* BEGIN EXERCISE MATERIAL *

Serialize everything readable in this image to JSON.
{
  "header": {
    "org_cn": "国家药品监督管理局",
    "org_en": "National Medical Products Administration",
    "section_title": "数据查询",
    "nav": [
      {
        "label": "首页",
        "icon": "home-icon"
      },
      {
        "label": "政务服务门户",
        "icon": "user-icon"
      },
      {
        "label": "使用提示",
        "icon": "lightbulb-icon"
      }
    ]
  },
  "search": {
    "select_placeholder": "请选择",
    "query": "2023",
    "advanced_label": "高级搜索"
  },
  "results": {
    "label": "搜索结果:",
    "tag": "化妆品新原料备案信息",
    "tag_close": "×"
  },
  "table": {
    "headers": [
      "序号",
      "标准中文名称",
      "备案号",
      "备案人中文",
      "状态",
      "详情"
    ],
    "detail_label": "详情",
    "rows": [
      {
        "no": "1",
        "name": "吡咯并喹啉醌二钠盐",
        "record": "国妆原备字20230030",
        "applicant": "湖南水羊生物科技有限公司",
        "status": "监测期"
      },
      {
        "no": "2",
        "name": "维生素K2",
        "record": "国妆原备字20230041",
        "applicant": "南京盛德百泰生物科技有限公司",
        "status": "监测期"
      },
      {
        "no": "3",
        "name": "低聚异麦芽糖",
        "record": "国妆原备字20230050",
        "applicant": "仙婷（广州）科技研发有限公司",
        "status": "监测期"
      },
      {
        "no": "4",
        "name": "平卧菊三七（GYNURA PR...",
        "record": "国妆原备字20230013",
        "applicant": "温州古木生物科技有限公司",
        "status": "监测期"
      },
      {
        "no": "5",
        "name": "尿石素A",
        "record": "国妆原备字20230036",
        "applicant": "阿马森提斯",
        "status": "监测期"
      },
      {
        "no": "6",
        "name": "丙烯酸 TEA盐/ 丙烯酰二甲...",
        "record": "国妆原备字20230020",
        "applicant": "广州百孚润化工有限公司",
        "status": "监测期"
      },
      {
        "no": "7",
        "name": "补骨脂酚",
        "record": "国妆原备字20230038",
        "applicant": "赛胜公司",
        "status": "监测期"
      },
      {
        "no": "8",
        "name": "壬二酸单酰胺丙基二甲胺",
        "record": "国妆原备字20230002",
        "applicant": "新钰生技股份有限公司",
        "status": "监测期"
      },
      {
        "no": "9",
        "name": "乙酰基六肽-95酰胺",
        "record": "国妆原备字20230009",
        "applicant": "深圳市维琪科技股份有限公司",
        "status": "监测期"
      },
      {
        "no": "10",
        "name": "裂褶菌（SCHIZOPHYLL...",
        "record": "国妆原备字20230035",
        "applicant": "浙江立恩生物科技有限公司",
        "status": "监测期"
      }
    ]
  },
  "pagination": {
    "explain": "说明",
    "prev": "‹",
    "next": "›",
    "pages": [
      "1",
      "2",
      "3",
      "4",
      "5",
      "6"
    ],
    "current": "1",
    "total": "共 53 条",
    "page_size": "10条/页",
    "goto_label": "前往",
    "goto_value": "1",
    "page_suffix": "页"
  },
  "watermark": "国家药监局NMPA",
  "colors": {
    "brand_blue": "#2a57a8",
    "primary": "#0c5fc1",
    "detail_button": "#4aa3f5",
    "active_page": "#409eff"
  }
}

* END EXERCISE MATERIAL *

(WHAT YOU WILL DO) Search the data for the string "name". List each line that has it.

(SOLUTION TO THIS EXERCISE)
        "name": "吡咯并喹啉醌二钠盐",
        "name": "维生素K2",
        "name": "低聚异麦芽糖",
        "name": "平卧菊三七（GYNURA PR...",
        "name": "尿石素A",
        "name": "丙烯酸 TEA盐/ 丙烯酰二甲...",
        "name": "补骨脂酚",
        "name": "壬二酸单酰胺丙基二甲胺",
        "name": "乙酰基六肽-95酰胺",
        "name": "裂褶菌（SCHIZOPHYLL...",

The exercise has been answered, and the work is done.